-- Start of RECORDS FOR THE TASK --

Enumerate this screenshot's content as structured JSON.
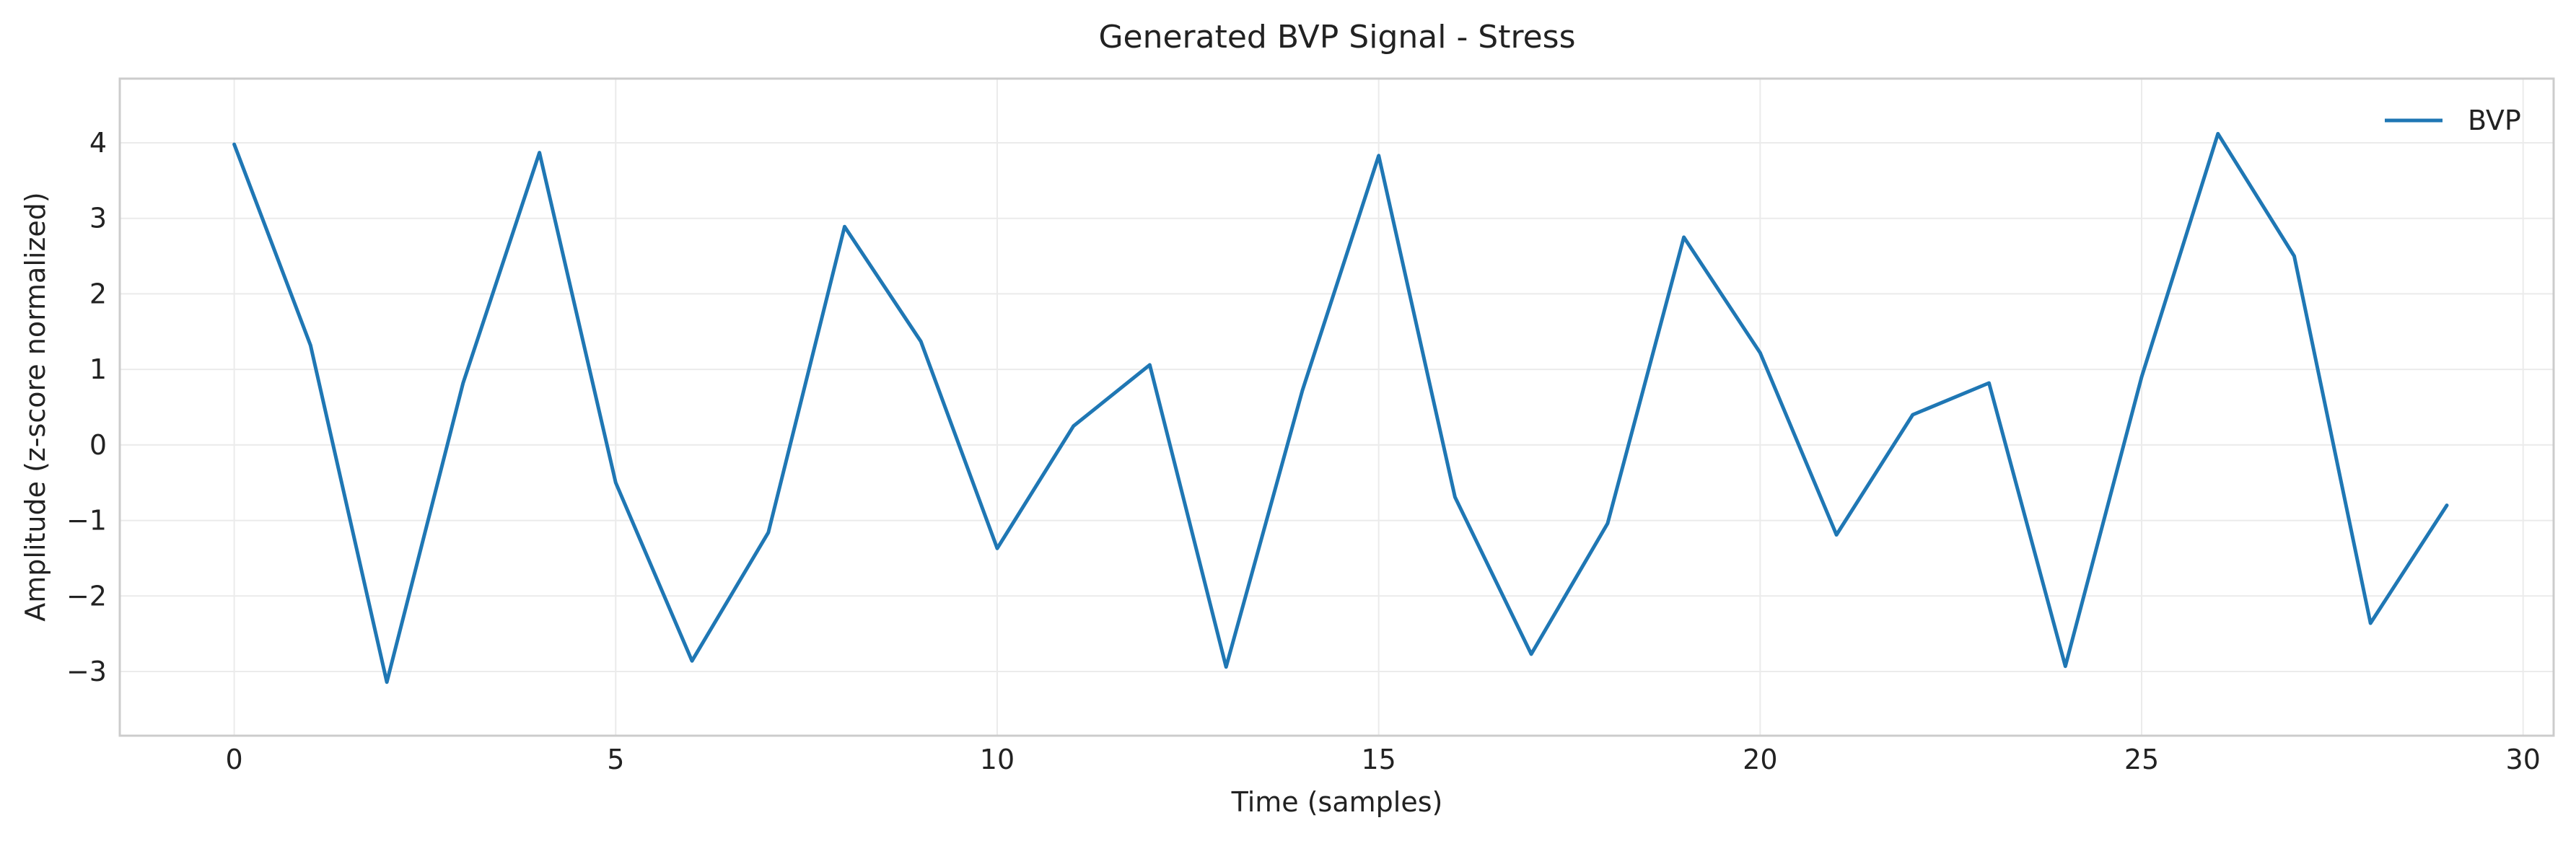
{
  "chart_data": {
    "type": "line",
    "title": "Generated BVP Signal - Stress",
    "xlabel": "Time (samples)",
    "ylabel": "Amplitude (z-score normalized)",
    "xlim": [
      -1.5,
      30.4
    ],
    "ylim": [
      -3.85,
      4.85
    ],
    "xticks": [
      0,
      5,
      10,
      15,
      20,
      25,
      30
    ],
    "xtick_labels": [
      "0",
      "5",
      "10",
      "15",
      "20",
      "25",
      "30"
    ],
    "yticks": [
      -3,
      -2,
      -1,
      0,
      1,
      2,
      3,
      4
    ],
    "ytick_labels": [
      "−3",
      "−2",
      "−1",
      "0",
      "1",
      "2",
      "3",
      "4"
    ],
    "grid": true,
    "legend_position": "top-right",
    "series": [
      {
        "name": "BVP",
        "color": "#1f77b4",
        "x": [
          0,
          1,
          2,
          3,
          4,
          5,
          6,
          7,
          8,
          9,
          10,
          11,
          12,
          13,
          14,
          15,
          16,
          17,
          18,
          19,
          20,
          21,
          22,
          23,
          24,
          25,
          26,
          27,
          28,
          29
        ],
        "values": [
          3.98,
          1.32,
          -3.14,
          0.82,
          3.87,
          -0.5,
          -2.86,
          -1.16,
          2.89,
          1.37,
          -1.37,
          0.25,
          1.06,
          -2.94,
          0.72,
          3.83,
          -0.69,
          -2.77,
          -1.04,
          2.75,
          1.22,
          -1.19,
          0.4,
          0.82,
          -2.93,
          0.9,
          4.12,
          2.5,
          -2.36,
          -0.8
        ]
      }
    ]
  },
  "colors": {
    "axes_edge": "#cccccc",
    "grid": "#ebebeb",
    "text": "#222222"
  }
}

-- End of RECORDS FOR THE TASK --
-- Start of RECORDS FOR THE TASK --

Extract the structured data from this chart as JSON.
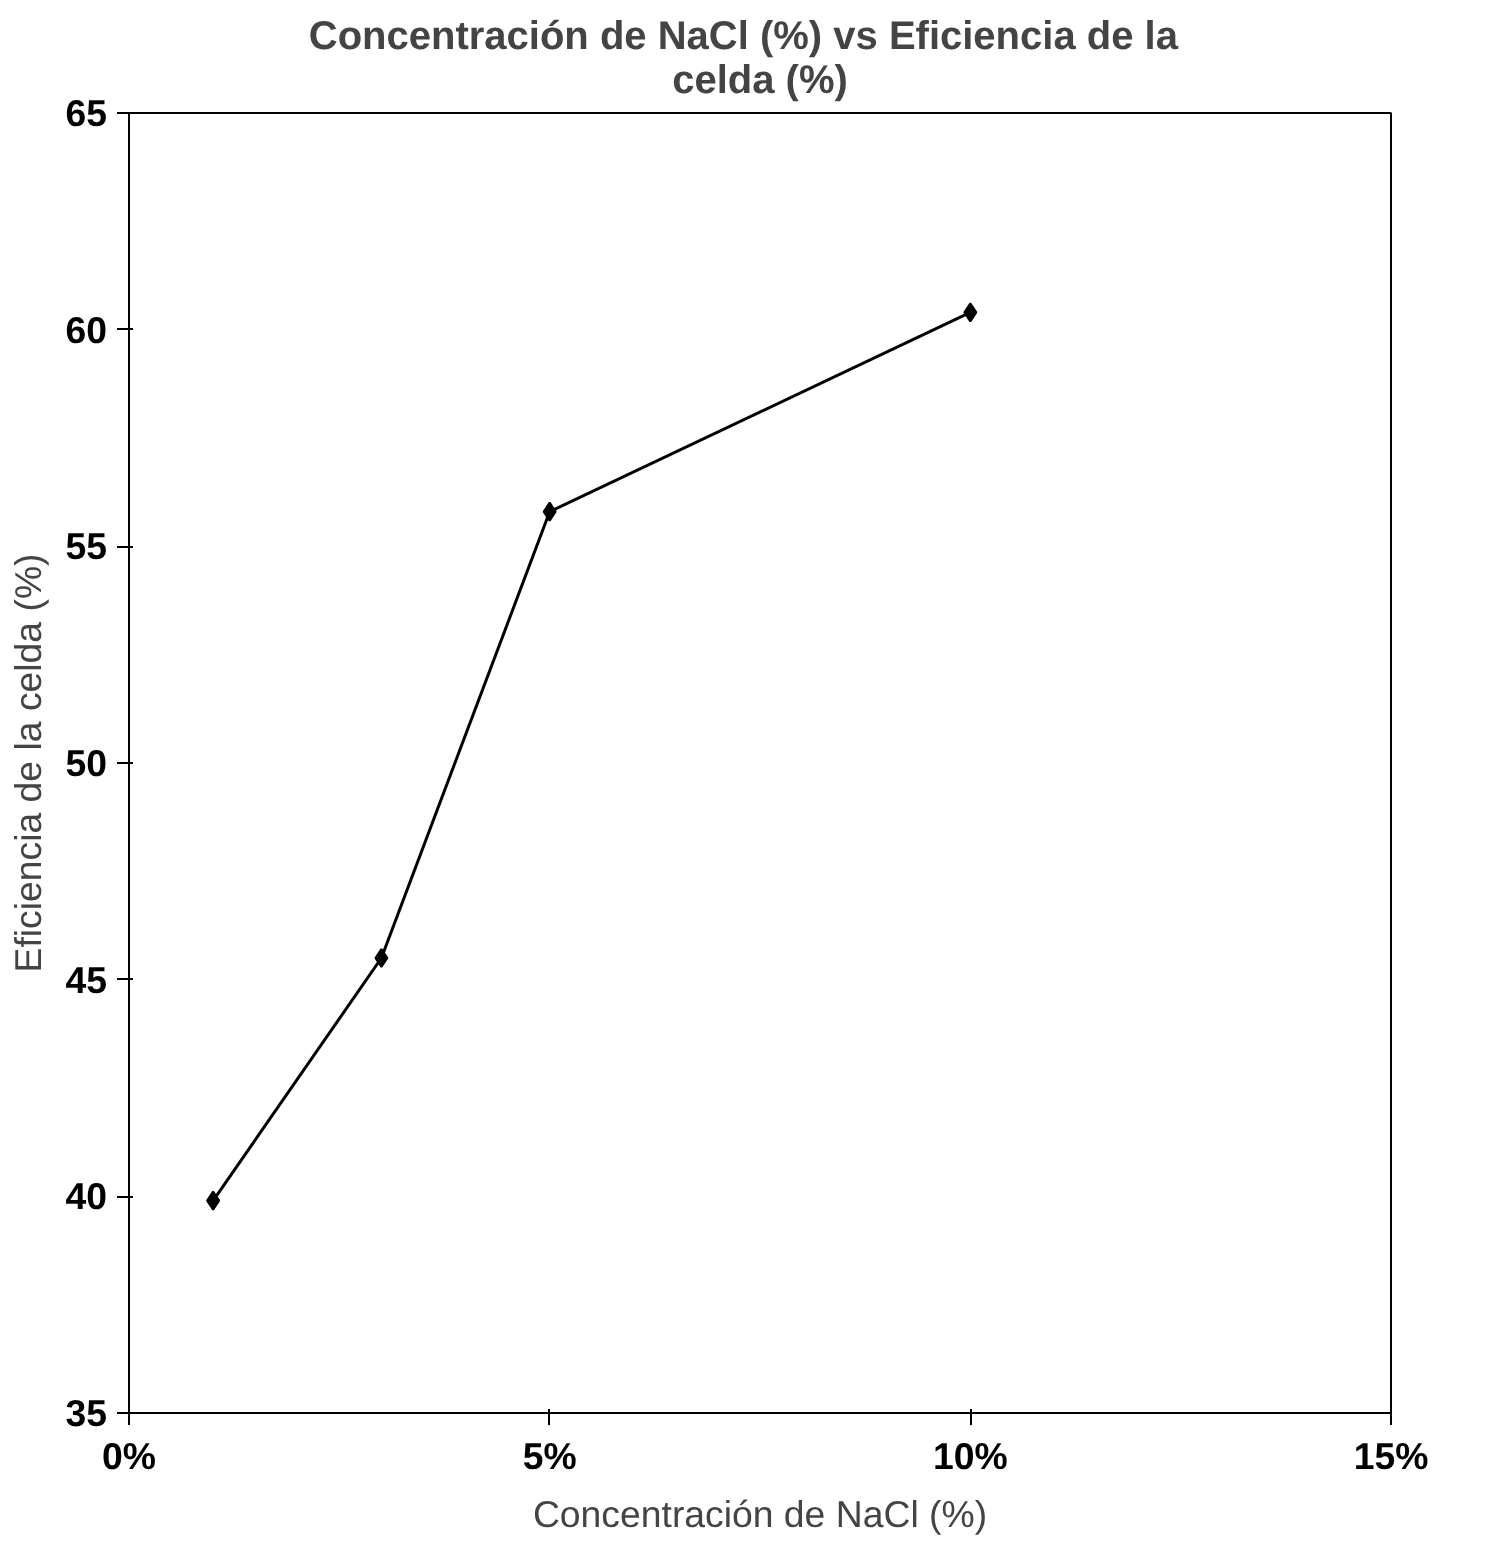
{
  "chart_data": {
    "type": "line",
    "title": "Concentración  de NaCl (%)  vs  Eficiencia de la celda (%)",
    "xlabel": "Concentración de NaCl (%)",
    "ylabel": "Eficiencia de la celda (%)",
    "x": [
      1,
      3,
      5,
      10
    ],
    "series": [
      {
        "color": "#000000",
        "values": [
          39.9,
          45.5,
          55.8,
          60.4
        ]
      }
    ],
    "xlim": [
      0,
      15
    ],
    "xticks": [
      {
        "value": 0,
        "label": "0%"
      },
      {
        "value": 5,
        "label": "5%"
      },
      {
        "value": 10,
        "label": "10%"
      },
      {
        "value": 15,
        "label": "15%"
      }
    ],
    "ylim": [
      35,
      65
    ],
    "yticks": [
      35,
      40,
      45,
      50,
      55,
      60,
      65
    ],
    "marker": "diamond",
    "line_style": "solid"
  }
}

-- End of RECORDS FOR THE TASK --

_GIVEN TASK_
Scan the material above. Copy each line where "celda" occurs.

_RESPONSE TO THE TASK_
    "title": "Concentración  de NaCl (%)  vs  Eficiencia de la celda (%)",
    "ylabel": "Eficiencia de la celda (%)",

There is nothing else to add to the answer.